* Exercise details:
Go through the listing and set it down exactly, leaving out its pictures.

* Data supplied:

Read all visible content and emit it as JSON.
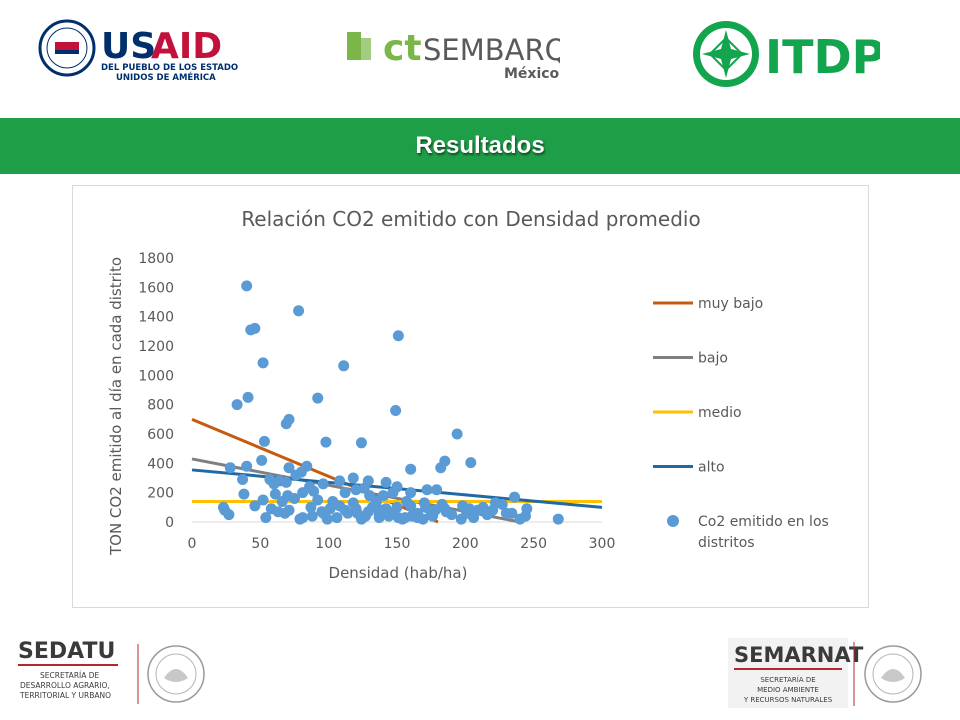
{
  "header": {
    "usaid": {
      "name": "USAID",
      "tagline_1": "DEL PUEBLO DE LOS ESTADOS",
      "tagline_2": "UNIDOS DE AMÉRICA",
      "seal_text": "UNITED STATES AGENCY INTERNATIONAL DEVELOPMENT"
    },
    "cts": {
      "name_ct": "ct",
      "name_rest": "SEMBARQ",
      "sub": "México"
    },
    "itdp": {
      "name": "ITDP"
    },
    "colors": {
      "usaid_red": "#c2113a",
      "usaid_blue": "#002f6c",
      "cts_green": "#7ab648",
      "cts_gray": "#5a5a5a",
      "itdp_green": "#13a54d"
    }
  },
  "banner": {
    "title": "Resultados",
    "color": "#1f9e48"
  },
  "chart_data": {
    "type": "scatter",
    "title": "Relación CO2 emitido con Densidad promedio",
    "xlabel": "Densidad (hab/ha)",
    "ylabel": "TON CO2 emitido al día en cada distrito",
    "xlim": [
      0,
      300
    ],
    "ylim": [
      0,
      1800
    ],
    "xticks": [
      0,
      50,
      100,
      150,
      200,
      250,
      300
    ],
    "yticks": [
      0,
      200,
      400,
      600,
      800,
      1000,
      1200,
      1400,
      1600,
      1800
    ],
    "grid": false,
    "legend_position": "right",
    "series": [
      {
        "name": "muy bajo",
        "kind": "trendline",
        "color": "#c55a11",
        "x": [
          0,
          180
        ],
        "y": [
          700,
          0
        ]
      },
      {
        "name": "bajo",
        "kind": "trendline",
        "color": "#7f7f7f",
        "x": [
          0,
          240
        ],
        "y": [
          430,
          0
        ]
      },
      {
        "name": "medio",
        "kind": "trendline",
        "color": "#ffc000",
        "x": [
          0,
          300
        ],
        "y": [
          140,
          140
        ]
      },
      {
        "name": "alto",
        "kind": "trendline",
        "color": "#1f6aa5",
        "x": [
          0,
          300
        ],
        "y": [
          355,
          100
        ]
      },
      {
        "name": "Co2 emitido en los distritos",
        "kind": "points",
        "color": "#5b9bd5",
        "points": [
          [
            40,
            1610
          ],
          [
            78,
            1440
          ],
          [
            46,
            1320
          ],
          [
            43,
            1310
          ],
          [
            151,
            1270
          ],
          [
            52,
            1085
          ],
          [
            111,
            1065
          ],
          [
            41,
            850
          ],
          [
            92,
            845
          ],
          [
            33,
            800
          ],
          [
            149,
            760
          ],
          [
            71,
            700
          ],
          [
            69,
            670
          ],
          [
            194,
            600
          ],
          [
            53,
            550
          ],
          [
            98,
            545
          ],
          [
            124,
            540
          ],
          [
            204,
            405
          ],
          [
            185,
            415
          ],
          [
            182,
            370
          ],
          [
            160,
            360
          ],
          [
            28,
            370
          ],
          [
            40,
            380
          ],
          [
            51,
            420
          ],
          [
            84,
            380
          ],
          [
            71,
            370
          ],
          [
            80,
            340
          ],
          [
            76,
            320
          ],
          [
            57,
            290
          ],
          [
            37,
            290
          ],
          [
            64,
            280
          ],
          [
            60,
            260
          ],
          [
            69,
            270
          ],
          [
            96,
            260
          ],
          [
            86,
            240
          ],
          [
            150,
            240
          ],
          [
            129,
            280
          ],
          [
            142,
            270
          ],
          [
            118,
            300
          ],
          [
            108,
            280
          ],
          [
            126,
            230
          ],
          [
            120,
            220
          ],
          [
            179,
            220
          ],
          [
            172,
            220
          ],
          [
            160,
            200
          ],
          [
            140,
            180
          ],
          [
            147,
            200
          ],
          [
            130,
            180
          ],
          [
            112,
            200
          ],
          [
            89,
            210
          ],
          [
            81,
            200
          ],
          [
            70,
            180
          ],
          [
            38,
            190
          ],
          [
            61,
            190
          ],
          [
            52,
            150
          ],
          [
            75,
            160
          ],
          [
            66,
            140
          ],
          [
            92,
            150
          ],
          [
            103,
            140
          ],
          [
            118,
            130
          ],
          [
            135,
            140
          ],
          [
            157,
            140
          ],
          [
            170,
            130
          ],
          [
            183,
            120
          ],
          [
            198,
            110
          ],
          [
            213,
            100
          ],
          [
            227,
            120
          ],
          [
            236,
            170
          ],
          [
            245,
            90
          ],
          [
            268,
            20
          ],
          [
            222,
            130
          ],
          [
            209,
            80
          ],
          [
            230,
            60
          ],
          [
            201,
            60
          ],
          [
            190,
            50
          ],
          [
            176,
            40
          ],
          [
            165,
            30
          ],
          [
            154,
            20
          ],
          [
            145,
            60
          ],
          [
            137,
            30
          ],
          [
            127,
            40
          ],
          [
            114,
            60
          ],
          [
            106,
            30
          ],
          [
            96,
            60
          ],
          [
            88,
            40
          ],
          [
            79,
            20
          ],
          [
            68,
            60
          ],
          [
            58,
            90
          ],
          [
            46,
            110
          ],
          [
            24,
            80
          ],
          [
            27,
            50
          ],
          [
            54,
            30
          ],
          [
            81,
            30
          ],
          [
            99,
            20
          ],
          [
            124,
            20
          ],
          [
            151,
            30
          ],
          [
            161,
            40
          ],
          [
            175,
            60
          ],
          [
            186,
            70
          ],
          [
            197,
            20
          ],
          [
            206,
            30
          ],
          [
            216,
            50
          ],
          [
            234,
            60
          ],
          [
            244,
            40
          ],
          [
            240,
            20
          ],
          [
            120,
            90
          ],
          [
            129,
            70
          ],
          [
            139,
            80
          ],
          [
            147,
            60
          ],
          [
            156,
            30
          ],
          [
            165,
            60
          ],
          [
            150,
            100
          ],
          [
            160,
            110
          ],
          [
            108,
            110
          ],
          [
            87,
            100
          ],
          [
            71,
            80
          ],
          [
            63,
            70
          ],
          [
            23,
            100
          ],
          [
            101,
            90
          ],
          [
            95,
            70
          ],
          [
            132,
            100
          ],
          [
            142,
            90
          ],
          [
            171,
            100
          ],
          [
            185,
            90
          ],
          [
            203,
            90
          ],
          [
            220,
            80
          ],
          [
            112,
            80
          ],
          [
            121,
            60
          ],
          [
            137,
            50
          ],
          [
            144,
            40
          ],
          [
            169,
            20
          ],
          [
            178,
            80
          ]
        ]
      }
    ]
  },
  "footer": {
    "sedatu": {
      "name": "SEDATU",
      "line1": "SECRETARÍA DE",
      "line2": "DESARROLLO AGRARIO,",
      "line3": "TERRITORIAL Y URBANO",
      "red": "#b3282d"
    },
    "semarnat": {
      "name": "SEMARNAT",
      "line1": "SECRETARÍA DE",
      "line2": "MEDIO AMBIENTE",
      "line3": "Y RECURSOS NATURALES",
      "red": "#b3282d"
    }
  }
}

* Output:
Read all visible content and emit it as JSON.
{
  "header": {
    "usaid": {
      "name": "USAID",
      "tagline_1": "DEL PUEBLO DE LOS ESTADOS",
      "tagline_2": "UNIDOS DE AMÉRICA",
      "seal_text": "UNITED STATES AGENCY INTERNATIONAL DEVELOPMENT"
    },
    "cts": {
      "name_ct": "ct",
      "name_rest": "SEMBARQ",
      "sub": "México"
    },
    "itdp": {
      "name": "ITDP"
    },
    "colors": {
      "usaid_red": "#c2113a",
      "usaid_blue": "#002f6c",
      "cts_green": "#7ab648",
      "cts_gray": "#5a5a5a",
      "itdp_green": "#13a54d"
    }
  },
  "banner": {
    "title": "Resultados",
    "color": "#1f9e48"
  },
  "chart_data": {
    "type": "scatter",
    "title": "Relación CO2 emitido con Densidad promedio",
    "xlabel": "Densidad (hab/ha)",
    "ylabel": "TON CO2 emitido al día en cada distrito",
    "xlim": [
      0,
      300
    ],
    "ylim": [
      0,
      1800
    ],
    "xticks": [
      0,
      50,
      100,
      150,
      200,
      250,
      300
    ],
    "yticks": [
      0,
      200,
      400,
      600,
      800,
      1000,
      1200,
      1400,
      1600,
      1800
    ],
    "grid": false,
    "legend_position": "right",
    "series": [
      {
        "name": "muy bajo",
        "kind": "trendline",
        "color": "#c55a11",
        "x": [
          0,
          180
        ],
        "y": [
          700,
          0
        ]
      },
      {
        "name": "bajo",
        "kind": "trendline",
        "color": "#7f7f7f",
        "x": [
          0,
          240
        ],
        "y": [
          430,
          0
        ]
      },
      {
        "name": "medio",
        "kind": "trendline",
        "color": "#ffc000",
        "x": [
          0,
          300
        ],
        "y": [
          140,
          140
        ]
      },
      {
        "name": "alto",
        "kind": "trendline",
        "color": "#1f6aa5",
        "x": [
          0,
          300
        ],
        "y": [
          355,
          100
        ]
      },
      {
        "name": "Co2 emitido en los distritos",
        "kind": "points",
        "color": "#5b9bd5",
        "points": [
          [
            40,
            1610
          ],
          [
            78,
            1440
          ],
          [
            46,
            1320
          ],
          [
            43,
            1310
          ],
          [
            151,
            1270
          ],
          [
            52,
            1085
          ],
          [
            111,
            1065
          ],
          [
            41,
            850
          ],
          [
            92,
            845
          ],
          [
            33,
            800
          ],
          [
            149,
            760
          ],
          [
            71,
            700
          ],
          [
            69,
            670
          ],
          [
            194,
            600
          ],
          [
            53,
            550
          ],
          [
            98,
            545
          ],
          [
            124,
            540
          ],
          [
            204,
            405
          ],
          [
            185,
            415
          ],
          [
            182,
            370
          ],
          [
            160,
            360
          ],
          [
            28,
            370
          ],
          [
            40,
            380
          ],
          [
            51,
            420
          ],
          [
            84,
            380
          ],
          [
            71,
            370
          ],
          [
            80,
            340
          ],
          [
            76,
            320
          ],
          [
            57,
            290
          ],
          [
            37,
            290
          ],
          [
            64,
            280
          ],
          [
            60,
            260
          ],
          [
            69,
            270
          ],
          [
            96,
            260
          ],
          [
            86,
            240
          ],
          [
            150,
            240
          ],
          [
            129,
            280
          ],
          [
            142,
            270
          ],
          [
            118,
            300
          ],
          [
            108,
            280
          ],
          [
            126,
            230
          ],
          [
            120,
            220
          ],
          [
            179,
            220
          ],
          [
            172,
            220
          ],
          [
            160,
            200
          ],
          [
            140,
            180
          ],
          [
            147,
            200
          ],
          [
            130,
            180
          ],
          [
            112,
            200
          ],
          [
            89,
            210
          ],
          [
            81,
            200
          ],
          [
            70,
            180
          ],
          [
            38,
            190
          ],
          [
            61,
            190
          ],
          [
            52,
            150
          ],
          [
            75,
            160
          ],
          [
            66,
            140
          ],
          [
            92,
            150
          ],
          [
            103,
            140
          ],
          [
            118,
            130
          ],
          [
            135,
            140
          ],
          [
            157,
            140
          ],
          [
            170,
            130
          ],
          [
            183,
            120
          ],
          [
            198,
            110
          ],
          [
            213,
            100
          ],
          [
            227,
            120
          ],
          [
            236,
            170
          ],
          [
            245,
            90
          ],
          [
            268,
            20
          ],
          [
            222,
            130
          ],
          [
            209,
            80
          ],
          [
            230,
            60
          ],
          [
            201,
            60
          ],
          [
            190,
            50
          ],
          [
            176,
            40
          ],
          [
            165,
            30
          ],
          [
            154,
            20
          ],
          [
            145,
            60
          ],
          [
            137,
            30
          ],
          [
            127,
            40
          ],
          [
            114,
            60
          ],
          [
            106,
            30
          ],
          [
            96,
            60
          ],
          [
            88,
            40
          ],
          [
            79,
            20
          ],
          [
            68,
            60
          ],
          [
            58,
            90
          ],
          [
            46,
            110
          ],
          [
            24,
            80
          ],
          [
            27,
            50
          ],
          [
            54,
            30
          ],
          [
            81,
            30
          ],
          [
            99,
            20
          ],
          [
            124,
            20
          ],
          [
            151,
            30
          ],
          [
            161,
            40
          ],
          [
            175,
            60
          ],
          [
            186,
            70
          ],
          [
            197,
            20
          ],
          [
            206,
            30
          ],
          [
            216,
            50
          ],
          [
            234,
            60
          ],
          [
            244,
            40
          ],
          [
            240,
            20
          ],
          [
            120,
            90
          ],
          [
            129,
            70
          ],
          [
            139,
            80
          ],
          [
            147,
            60
          ],
          [
            156,
            30
          ],
          [
            165,
            60
          ],
          [
            150,
            100
          ],
          [
            160,
            110
          ],
          [
            108,
            110
          ],
          [
            87,
            100
          ],
          [
            71,
            80
          ],
          [
            63,
            70
          ],
          [
            23,
            100
          ],
          [
            101,
            90
          ],
          [
            95,
            70
          ],
          [
            132,
            100
          ],
          [
            142,
            90
          ],
          [
            171,
            100
          ],
          [
            185,
            90
          ],
          [
            203,
            90
          ],
          [
            220,
            80
          ],
          [
            112,
            80
          ],
          [
            121,
            60
          ],
          [
            137,
            50
          ],
          [
            144,
            40
          ],
          [
            169,
            20
          ],
          [
            178,
            80
          ]
        ]
      }
    ]
  },
  "footer": {
    "sedatu": {
      "name": "SEDATU",
      "line1": "SECRETARÍA DE",
      "line2": "DESARROLLO AGRARIO,",
      "line3": "TERRITORIAL Y URBANO",
      "red": "#b3282d"
    },
    "semarnat": {
      "name": "SEMARNAT",
      "line1": "SECRETARÍA DE",
      "line2": "MEDIO AMBIENTE",
      "line3": "Y RECURSOS NATURALES",
      "red": "#b3282d"
    }
  }
}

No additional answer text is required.